::: INPUT MATERIAL
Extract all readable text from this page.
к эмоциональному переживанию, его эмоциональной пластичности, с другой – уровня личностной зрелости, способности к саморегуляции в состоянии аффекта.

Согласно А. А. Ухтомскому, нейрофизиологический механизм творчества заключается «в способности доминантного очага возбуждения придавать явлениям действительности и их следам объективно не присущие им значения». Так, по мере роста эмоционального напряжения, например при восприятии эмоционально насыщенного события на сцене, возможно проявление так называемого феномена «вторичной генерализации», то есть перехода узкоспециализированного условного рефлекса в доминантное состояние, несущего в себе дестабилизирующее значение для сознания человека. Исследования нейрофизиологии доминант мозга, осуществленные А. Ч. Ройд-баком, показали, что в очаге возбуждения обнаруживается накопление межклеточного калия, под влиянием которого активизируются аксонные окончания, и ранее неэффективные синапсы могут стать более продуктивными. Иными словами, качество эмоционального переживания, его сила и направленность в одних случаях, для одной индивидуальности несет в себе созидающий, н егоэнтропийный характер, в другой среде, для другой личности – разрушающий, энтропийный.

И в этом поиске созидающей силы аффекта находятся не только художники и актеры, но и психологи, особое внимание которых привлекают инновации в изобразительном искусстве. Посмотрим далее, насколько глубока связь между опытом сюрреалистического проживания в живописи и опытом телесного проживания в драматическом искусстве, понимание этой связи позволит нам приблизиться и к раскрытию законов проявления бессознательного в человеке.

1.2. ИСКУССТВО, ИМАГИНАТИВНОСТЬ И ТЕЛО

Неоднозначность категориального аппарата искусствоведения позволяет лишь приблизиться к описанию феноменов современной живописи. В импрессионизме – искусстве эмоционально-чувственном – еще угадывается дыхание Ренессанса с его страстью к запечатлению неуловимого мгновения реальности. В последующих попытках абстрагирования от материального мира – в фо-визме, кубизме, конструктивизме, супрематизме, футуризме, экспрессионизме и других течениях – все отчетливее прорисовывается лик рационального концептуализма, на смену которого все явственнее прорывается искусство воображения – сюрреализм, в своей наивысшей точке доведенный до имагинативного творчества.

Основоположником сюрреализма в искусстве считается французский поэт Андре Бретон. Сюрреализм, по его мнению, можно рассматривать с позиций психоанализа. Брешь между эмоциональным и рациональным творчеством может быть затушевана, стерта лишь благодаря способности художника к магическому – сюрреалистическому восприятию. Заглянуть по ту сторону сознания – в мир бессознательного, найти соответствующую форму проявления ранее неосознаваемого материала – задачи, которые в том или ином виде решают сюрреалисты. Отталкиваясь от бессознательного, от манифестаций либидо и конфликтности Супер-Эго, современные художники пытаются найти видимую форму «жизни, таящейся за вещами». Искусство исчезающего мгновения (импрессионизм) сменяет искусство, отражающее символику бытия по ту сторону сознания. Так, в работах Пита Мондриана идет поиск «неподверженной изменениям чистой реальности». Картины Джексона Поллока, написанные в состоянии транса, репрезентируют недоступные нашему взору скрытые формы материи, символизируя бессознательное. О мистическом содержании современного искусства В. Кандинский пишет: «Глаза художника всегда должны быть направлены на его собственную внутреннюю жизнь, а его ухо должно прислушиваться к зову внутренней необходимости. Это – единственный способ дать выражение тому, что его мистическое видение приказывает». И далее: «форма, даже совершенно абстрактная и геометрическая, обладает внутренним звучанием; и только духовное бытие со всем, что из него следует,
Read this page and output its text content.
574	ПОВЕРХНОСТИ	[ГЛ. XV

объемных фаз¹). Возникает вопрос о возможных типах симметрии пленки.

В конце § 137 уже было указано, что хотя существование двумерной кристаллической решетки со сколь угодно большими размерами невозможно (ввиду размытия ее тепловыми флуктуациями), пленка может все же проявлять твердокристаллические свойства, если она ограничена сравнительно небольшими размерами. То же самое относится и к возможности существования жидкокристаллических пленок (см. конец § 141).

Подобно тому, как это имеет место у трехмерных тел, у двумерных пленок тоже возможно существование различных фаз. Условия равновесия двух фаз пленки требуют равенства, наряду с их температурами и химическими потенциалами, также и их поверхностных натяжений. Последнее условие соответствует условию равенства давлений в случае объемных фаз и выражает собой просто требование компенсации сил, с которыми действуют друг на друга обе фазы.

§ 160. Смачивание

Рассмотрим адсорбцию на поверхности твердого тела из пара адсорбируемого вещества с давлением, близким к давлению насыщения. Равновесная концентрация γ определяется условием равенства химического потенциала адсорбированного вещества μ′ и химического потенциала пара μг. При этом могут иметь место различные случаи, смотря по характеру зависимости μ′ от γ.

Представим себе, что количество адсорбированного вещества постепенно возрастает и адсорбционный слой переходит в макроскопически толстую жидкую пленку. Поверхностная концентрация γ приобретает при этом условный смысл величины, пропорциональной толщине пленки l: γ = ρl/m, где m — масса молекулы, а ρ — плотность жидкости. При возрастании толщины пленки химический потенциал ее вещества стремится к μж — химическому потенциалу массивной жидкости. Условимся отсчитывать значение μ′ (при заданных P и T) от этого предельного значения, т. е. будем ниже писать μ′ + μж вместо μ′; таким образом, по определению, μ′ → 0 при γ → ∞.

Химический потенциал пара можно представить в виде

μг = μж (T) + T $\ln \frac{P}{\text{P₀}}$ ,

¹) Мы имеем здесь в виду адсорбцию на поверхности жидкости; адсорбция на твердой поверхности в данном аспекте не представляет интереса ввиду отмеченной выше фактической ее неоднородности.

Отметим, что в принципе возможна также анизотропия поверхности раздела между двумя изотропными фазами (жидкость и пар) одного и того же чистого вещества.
::::::
» TASK
Pull every line containing the word "this" out of the entries above.

» ANSWER
Extract all readable text from this page.
Read this page and output its text content.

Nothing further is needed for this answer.